* [Request] Collect each line holding the string "аварии".
····················
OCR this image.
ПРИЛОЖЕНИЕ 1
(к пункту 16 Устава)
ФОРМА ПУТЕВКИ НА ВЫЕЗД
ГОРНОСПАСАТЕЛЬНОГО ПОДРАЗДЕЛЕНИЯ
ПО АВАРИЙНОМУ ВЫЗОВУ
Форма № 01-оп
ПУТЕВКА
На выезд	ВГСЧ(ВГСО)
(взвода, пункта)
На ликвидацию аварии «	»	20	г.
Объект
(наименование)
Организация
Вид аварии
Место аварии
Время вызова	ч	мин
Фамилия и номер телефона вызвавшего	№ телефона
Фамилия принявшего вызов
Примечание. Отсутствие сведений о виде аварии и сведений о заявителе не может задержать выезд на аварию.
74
····················
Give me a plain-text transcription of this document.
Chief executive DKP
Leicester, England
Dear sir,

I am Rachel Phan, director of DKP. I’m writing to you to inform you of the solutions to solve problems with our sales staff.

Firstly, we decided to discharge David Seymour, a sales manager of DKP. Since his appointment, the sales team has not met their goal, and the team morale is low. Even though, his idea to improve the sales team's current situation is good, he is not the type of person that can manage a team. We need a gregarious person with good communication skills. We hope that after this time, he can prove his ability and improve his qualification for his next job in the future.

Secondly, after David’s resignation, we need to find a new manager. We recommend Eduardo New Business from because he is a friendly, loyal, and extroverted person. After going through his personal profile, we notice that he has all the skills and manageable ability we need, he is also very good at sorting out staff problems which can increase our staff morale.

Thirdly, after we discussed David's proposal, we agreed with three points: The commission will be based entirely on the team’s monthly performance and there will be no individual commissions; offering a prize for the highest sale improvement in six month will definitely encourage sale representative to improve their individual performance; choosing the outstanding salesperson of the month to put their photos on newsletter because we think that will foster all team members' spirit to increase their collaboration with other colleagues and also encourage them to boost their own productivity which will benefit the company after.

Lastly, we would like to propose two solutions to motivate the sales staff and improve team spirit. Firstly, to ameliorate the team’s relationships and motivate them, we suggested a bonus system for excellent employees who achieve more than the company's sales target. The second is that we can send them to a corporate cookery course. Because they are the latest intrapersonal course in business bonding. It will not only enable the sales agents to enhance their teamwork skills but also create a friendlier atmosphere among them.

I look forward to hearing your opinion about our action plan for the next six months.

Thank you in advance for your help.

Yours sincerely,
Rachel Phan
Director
····················
* [Result of this exercise]
На ликвидацию аварии «	»	20	г.
Вид аварии
Место аварии
Примечание. Отсутствие сведений о виде аварии и сведений о заявителе не может задержать выезд на аварию.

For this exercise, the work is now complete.